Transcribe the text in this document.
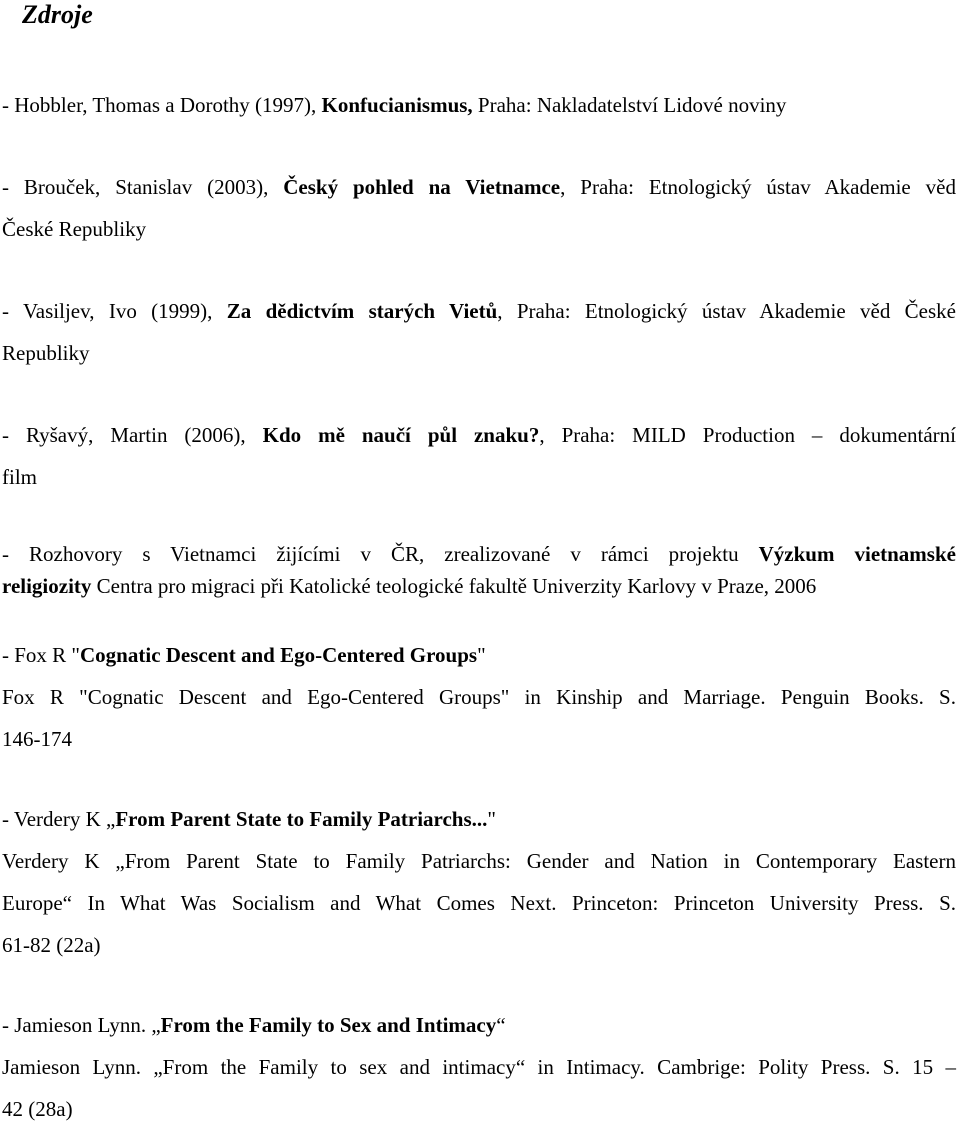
Zdroje
- Hobbler, Thomas a Dorothy (1997), Konfucianismus, Praha: Nakladatelství Lidové noviny
- Brouček, Stanislav (2003), Český pohled na Vietnamce, Praha: Etnologický ústav Akademie věd
České Republiky
- Vasiljev, Ivo (1999), Za dědictvím starých Vietů, Praha: Etnologický ústav Akademie věd České
Republiky
- Ryšavý, Martin (2006), Kdo mě naučí půl znaku?, Praha: MILD Production – dokumentární
film
- Rozhovory s Vietnamci žijícími v ČR, zrealizované v rámci projektu Výzkum vietnamské
religiozity Centra pro migraci při Katolické teologické fakultě Univerzity Karlovy v Praze, 2006
- Fox R "Cognatic Descent and Ego-Centered Groups"
Fox R "Cognatic Descent and Ego-Centered Groups" in Kinship and Marriage. Penguin Books. S.
146-174
- Verdery K „From Parent State to Family Patriarchs..."
Verdery K „From Parent State to Family Patriarchs: Gender and Nation in Contemporary Eastern
Europe“ In What Was Socialism and What Comes Next. Princeton: Princeton University Press. S.
61-82 (22a)
- Jamieson Lynn. „From the Family to Sex and Intimacy“
Jamieson Lynn. „From the Family to sex and intimacy“ in Intimacy. Cambrige: Polity Press. S. 15 –
42 (28a)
= = = = =
Your task is to gather every line with the word "State" and copy it.

- Verdery K „From Parent State to Family Patriarchs..."
Verdery K „From Parent State to Family Patriarchs: Gender and Nation in Contemporary Eastern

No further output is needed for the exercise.